Layout element notes
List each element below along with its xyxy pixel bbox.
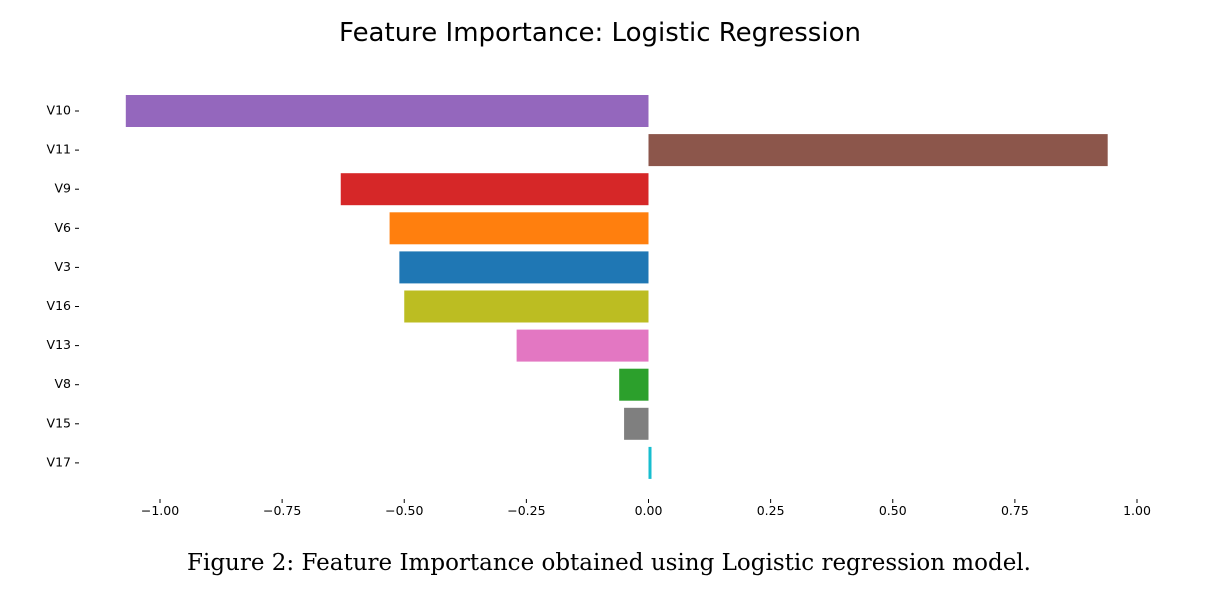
x-axis: −1.00 −0.75 −0.50 −0.25 0.00 0.25 0.50 0.75 1.00: [141, 499, 1151, 518]
x-tick-label: −0.75: [263, 503, 301, 518]
figure-caption: Figure 2: Feature Importance obtained us…: [187, 550, 1031, 576]
y-tick-label-v16: V16: [47, 298, 72, 313]
y-axis: V10 V11 V9 V6 V3 V16 V13 V8 V15 V17: [47, 103, 79, 469]
bar-v11: [648, 134, 1108, 167]
bar-v15: [624, 407, 649, 440]
bar-v8: [619, 368, 649, 401]
x-tick-label: 1.00: [1123, 503, 1151, 518]
bars-group: [125, 95, 1108, 479]
x-tick-label: 0.75: [1001, 503, 1029, 518]
x-tick-label: −0.25: [507, 503, 545, 518]
y-tick-label-v6: V6: [54, 220, 71, 235]
y-tick-label-v8: V8: [54, 376, 71, 391]
x-tick-label: 0.50: [879, 503, 907, 518]
bar-v13: [516, 329, 649, 362]
y-tick-label-v17: V17: [47, 454, 71, 469]
x-tick-label: −0.50: [385, 503, 423, 518]
y-tick-label-v11: V11: [47, 142, 71, 157]
bar-v17: [648, 446, 652, 479]
bar-v10: [125, 95, 649, 127]
y-tick-label-v3: V3: [54, 259, 71, 274]
y-tick-label-v9: V9: [54, 181, 71, 196]
bar-v6: [389, 212, 649, 245]
bar-v9: [340, 173, 649, 206]
bar-v16: [404, 290, 649, 323]
chart-title: Feature Importance: Logistic Regression: [339, 18, 861, 48]
bar-v3: [399, 251, 649, 284]
y-tick-label-v15: V15: [47, 415, 71, 430]
x-tick-label: −1.00: [141, 503, 179, 518]
y-tick-label-v10: V10: [47, 103, 72, 118]
x-tick-label: 0.25: [757, 503, 785, 518]
y-tick-label-v13: V13: [47, 337, 71, 352]
x-tick-label: 0.00: [635, 503, 663, 518]
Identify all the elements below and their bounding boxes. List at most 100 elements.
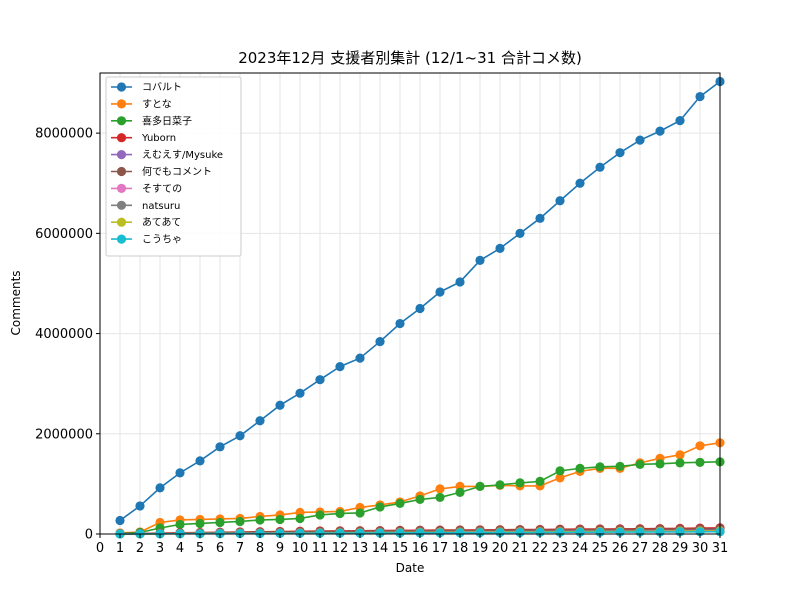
legend-label: こうちゃ [142, 234, 182, 246]
data-point [535, 213, 545, 223]
data-point [155, 483, 165, 493]
legend-entry: natsuru [111, 200, 180, 212]
data-point [195, 518, 205, 529]
data-point [355, 528, 365, 538]
data-point [435, 528, 445, 538]
data-point [695, 441, 705, 451]
data-point [135, 501, 145, 511]
x-tick-label: 26 [612, 541, 629, 556]
data-point [475, 481, 485, 491]
legend-label: すとな [142, 98, 172, 110]
x-tick-label: 9 [276, 541, 284, 556]
data-point [255, 528, 265, 539]
data-point [315, 528, 325, 538]
data-point [395, 498, 405, 509]
x-tick-label: 3 [156, 541, 164, 556]
legend-entry: えむえす/Mysuke [111, 149, 223, 161]
x-tick-label: 23 [552, 541, 569, 556]
data-point [315, 375, 325, 385]
x-tick-label: 8 [256, 541, 264, 556]
y-tick-label: 6000000 [35, 227, 93, 242]
data-point [535, 527, 545, 537]
data-point [495, 527, 505, 538]
legend-entry: あてあて [111, 217, 181, 229]
x-tick-label: 21 [512, 541, 529, 556]
data-point [215, 517, 225, 528]
data-point [655, 126, 665, 136]
data-point [515, 228, 525, 238]
data-point [555, 466, 565, 476]
data-point [375, 502, 385, 512]
y-axis-label: Comments [9, 270, 23, 335]
data-point [415, 528, 425, 538]
x-tick-label: 2 [136, 541, 144, 556]
data-point [495, 480, 505, 490]
legend-marker [116, 150, 127, 160]
x-tick-label: 28 [652, 541, 669, 556]
data-point [555, 473, 565, 483]
x-tick-label: 24 [572, 541, 589, 556]
legend-entry: そすての [111, 183, 182, 195]
legend-entry: 喜多日菜子 [111, 114, 192, 127]
y-tick-label: 4000000 [35, 327, 93, 342]
data-point [435, 492, 445, 503]
legend-marker [116, 116, 127, 126]
legend-label: 喜多日菜子 [142, 114, 192, 127]
x-tick-label: 27 [632, 541, 649, 556]
data-point [275, 400, 285, 410]
legend-label: あてあて [142, 217, 181, 229]
data-point [675, 116, 685, 126]
data-point [235, 431, 245, 441]
data-point [615, 148, 625, 158]
data-point [375, 336, 385, 347]
x-tick-label: 19 [472, 541, 489, 556]
data-point [535, 476, 545, 486]
data-point [435, 484, 445, 494]
data-point [515, 527, 525, 538]
data-point [595, 462, 605, 472]
legend-label: えむえす/Mysuke [142, 149, 223, 161]
data-point [335, 508, 345, 519]
x-tick-label: 14 [372, 541, 389, 556]
data-point [275, 514, 285, 525]
data-point [195, 456, 205, 466]
data-point [555, 196, 565, 206]
data-point [615, 461, 625, 471]
data-point [335, 362, 345, 372]
data-point [475, 255, 485, 266]
x-tick-label: 31 [712, 541, 729, 556]
data-point [295, 388, 305, 398]
legend-marker [116, 99, 127, 109]
data-point [635, 135, 645, 145]
x-tick-label: 29 [672, 541, 689, 556]
data-point [275, 528, 285, 538]
legend-marker [116, 234, 127, 244]
data-point [655, 459, 665, 469]
data-point [295, 528, 305, 538]
legend-marker [116, 82, 127, 92]
data-point [675, 458, 685, 468]
data-point [435, 287, 445, 297]
x-tick-label: 22 [532, 541, 549, 556]
y-tick-label: 8000000 [35, 127, 93, 142]
x-tick-label: 13 [352, 541, 369, 556]
data-point [115, 515, 125, 526]
data-point [475, 528, 485, 538]
data-point [375, 528, 385, 538]
data-point [575, 178, 585, 188]
legend-label: コバルト [142, 82, 182, 94]
data-point [575, 527, 585, 537]
x-tick-label: 16 [412, 541, 429, 556]
data-point [335, 528, 345, 538]
data-point [235, 516, 245, 527]
data-point [455, 487, 465, 498]
data-point [415, 303, 425, 314]
data-point [215, 442, 225, 452]
data-point [295, 513, 305, 524]
legend-box [105, 76, 242, 257]
data-point [595, 162, 605, 172]
legend-marker [116, 166, 127, 177]
data-point [355, 508, 365, 518]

__WRITTEN TASK__:
Rewrite the lines from the one containing "legend-label: こうちゃ [142, 234, 182, 246]" through the one containing "data-point [315, 375, 325, 385]", both ends included, swapping "legend-entry" for "legend-item" and leaving everything else the same. Return only those lines.

__EXPECTED ANSWER__:
legend-label: こうちゃ [142, 234, 182, 246]
data-point [535, 213, 545, 223]
data-point [155, 483, 165, 493]
legend-item: natsuru [111, 200, 180, 212]
data-point [195, 518, 205, 529]
data-point [355, 528, 365, 538]
data-point [435, 528, 445, 538]
data-point [695, 441, 705, 451]
data-point [135, 501, 145, 511]
x-tick-label: 26 [612, 541, 629, 556]
data-point [475, 481, 485, 491]
legend-label: すとな [142, 98, 172, 110]
x-tick-label: 9 [276, 541, 284, 556]
data-point [255, 528, 265, 539]
data-point [315, 528, 325, 538]
data-point [395, 498, 405, 509]
x-tick-label: 3 [156, 541, 164, 556]
legend-item: えむえす/Mysuke [111, 149, 223, 161]
x-tick-label: 23 [552, 541, 569, 556]
data-point [315, 375, 325, 385]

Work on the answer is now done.